Figure content listings:
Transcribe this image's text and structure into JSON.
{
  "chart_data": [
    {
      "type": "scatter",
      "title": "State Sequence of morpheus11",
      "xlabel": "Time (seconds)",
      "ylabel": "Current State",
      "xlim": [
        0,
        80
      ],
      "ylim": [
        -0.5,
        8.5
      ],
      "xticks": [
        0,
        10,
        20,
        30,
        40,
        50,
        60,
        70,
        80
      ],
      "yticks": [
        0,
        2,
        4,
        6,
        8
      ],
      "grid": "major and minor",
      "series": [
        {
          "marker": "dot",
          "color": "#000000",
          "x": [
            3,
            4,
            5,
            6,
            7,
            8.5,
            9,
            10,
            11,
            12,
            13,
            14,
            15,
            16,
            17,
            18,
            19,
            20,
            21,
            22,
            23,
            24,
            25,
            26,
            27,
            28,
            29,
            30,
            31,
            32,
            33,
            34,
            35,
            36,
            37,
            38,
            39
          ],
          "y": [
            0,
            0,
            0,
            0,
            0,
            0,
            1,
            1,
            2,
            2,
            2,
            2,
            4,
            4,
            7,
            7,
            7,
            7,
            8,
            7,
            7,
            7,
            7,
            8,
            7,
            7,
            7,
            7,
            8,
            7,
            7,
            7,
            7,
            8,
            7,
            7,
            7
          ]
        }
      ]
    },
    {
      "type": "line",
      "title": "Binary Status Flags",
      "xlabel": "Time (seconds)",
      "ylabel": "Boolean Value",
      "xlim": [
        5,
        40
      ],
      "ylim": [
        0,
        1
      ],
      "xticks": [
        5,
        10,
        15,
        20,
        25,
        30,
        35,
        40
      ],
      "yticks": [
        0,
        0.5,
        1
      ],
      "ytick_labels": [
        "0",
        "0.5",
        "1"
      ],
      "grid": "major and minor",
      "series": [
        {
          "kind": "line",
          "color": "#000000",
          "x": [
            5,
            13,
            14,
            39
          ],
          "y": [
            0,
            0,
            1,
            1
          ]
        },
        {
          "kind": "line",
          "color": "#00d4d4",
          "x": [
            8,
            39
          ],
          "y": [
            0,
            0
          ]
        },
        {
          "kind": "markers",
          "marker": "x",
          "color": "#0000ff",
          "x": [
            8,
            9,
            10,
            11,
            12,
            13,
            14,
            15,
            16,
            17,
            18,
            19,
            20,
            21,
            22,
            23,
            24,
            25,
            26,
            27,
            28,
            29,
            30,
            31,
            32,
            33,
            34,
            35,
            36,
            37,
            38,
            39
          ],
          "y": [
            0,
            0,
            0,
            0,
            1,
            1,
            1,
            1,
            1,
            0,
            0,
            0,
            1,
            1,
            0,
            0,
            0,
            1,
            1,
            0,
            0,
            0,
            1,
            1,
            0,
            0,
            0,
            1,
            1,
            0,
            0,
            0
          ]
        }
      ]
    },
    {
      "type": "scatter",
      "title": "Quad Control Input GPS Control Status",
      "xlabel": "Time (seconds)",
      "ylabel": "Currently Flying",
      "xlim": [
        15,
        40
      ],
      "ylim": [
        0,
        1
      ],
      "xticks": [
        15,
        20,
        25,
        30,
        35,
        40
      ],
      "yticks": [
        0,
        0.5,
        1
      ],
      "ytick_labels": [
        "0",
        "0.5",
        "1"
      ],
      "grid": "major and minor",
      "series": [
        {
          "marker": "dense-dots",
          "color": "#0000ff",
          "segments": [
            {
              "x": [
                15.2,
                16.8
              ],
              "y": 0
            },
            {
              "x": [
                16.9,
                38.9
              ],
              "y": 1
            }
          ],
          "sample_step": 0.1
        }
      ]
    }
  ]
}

[Task to carry out]:
Write out every line exactly as it stands.

[Finished answer]:
Transcribe this image's text and structure into JSON.
{
  "chart_data": [
    {
      "type": "scatter",
      "title": "State Sequence of morpheus11",
      "xlabel": "Time (seconds)",
      "ylabel": "Current State",
      "xlim": [
        0,
        80
      ],
      "ylim": [
        -0.5,
        8.5
      ],
      "xticks": [
        0,
        10,
        20,
        30,
        40,
        50,
        60,
        70,
        80
      ],
      "yticks": [
        0,
        2,
        4,
        6,
        8
      ],
      "grid": "major and minor",
      "series": [
        {
          "marker": "dot",
          "color": "#000000",
          "x": [
            3,
            4,
            5,
            6,
            7,
            8.5,
            9,
            10,
            11,
            12,
            13,
            14,
            15,
            16,
            17,
            18,
            19,
            20,
            21,
            22,
            23,
            24,
            25,
            26,
            27,
            28,
            29,
            30,
            31,
            32,
            33,
            34,
            35,
            36,
            37,
            38,
            39
          ],
          "y": [
            0,
            0,
            0,
            0,
            0,
            0,
            1,
            1,
            2,
            2,
            2,
            2,
            4,
            4,
            7,
            7,
            7,
            7,
            8,
            7,
            7,
            7,
            7,
            8,
            7,
            7,
            7,
            7,
            8,
            7,
            7,
            7,
            7,
            8,
            7,
            7,
            7
          ]
        }
      ]
    },
    {
      "type": "line",
      "title": "Binary Status Flags",
      "xlabel": "Time (seconds)",
      "ylabel": "Boolean Value",
      "xlim": [
        5,
        40
      ],
      "ylim": [
        0,
        1
      ],
      "xticks": [
        5,
        10,
        15,
        20,
        25,
        30,
        35,
        40
      ],
      "yticks": [
        0,
        0.5,
        1
      ],
      "ytick_labels": [
        "0",
        "0.5",
        "1"
      ],
      "grid": "major and minor",
      "series": [
        {
          "kind": "line",
          "color": "#000000",
          "x": [
            5,
            13,
            14,
            39
          ],
          "y": [
            0,
            0,
            1,
            1
          ]
        },
        {
          "kind": "line",
          "color": "#00d4d4",
          "x": [
            8,
            39
          ],
          "y": [
            0,
            0
          ]
        },
        {
          "kind": "markers",
          "marker": "x",
          "color": "#0000ff",
          "x": [
            8,
            9,
            10,
            11,
            12,
            13,
            14,
            15,
            16,
            17,
            18,
            19,
            20,
            21,
            22,
            23,
            24,
            25,
            26,
            27,
            28,
            29,
            30,
            31,
            32,
            33,
            34,
            35,
            36,
            37,
            38,
            39
          ],
          "y": [
            0,
            0,
            0,
            0,
            1,
            1,
            1,
            1,
            1,
            0,
            0,
            0,
            1,
            1,
            0,
            0,
            0,
            1,
            1,
            0,
            0,
            0,
            1,
            1,
            0,
            0,
            0,
            1,
            1,
            0,
            0,
            0
          ]
        }
      ]
    },
    {
      "type": "scatter",
      "title": "Quad Control Input GPS Control Status",
      "xlabel": "Time (seconds)",
      "ylabel": "Currently Flying",
      "xlim": [
        15,
        40
      ],
      "ylim": [
        0,
        1
      ],
      "xticks": [
        15,
        20,
        25,
        30,
        35,
        40
      ],
      "yticks": [
        0,
        0.5,
        1
      ],
      "ytick_labels": [
        "0",
        "0.5",
        "1"
      ],
      "grid": "major and minor",
      "series": [
        {
          "marker": "dense-dots",
          "color": "#0000ff",
          "segments": [
            {
              "x": [
                15.2,
                16.8
              ],
              "y": 0
            },
            {
              "x": [
                16.9,
                38.9
              ],
              "y": 1
            }
          ],
          "sample_step": 0.1
        }
      ]
    }
  ]
}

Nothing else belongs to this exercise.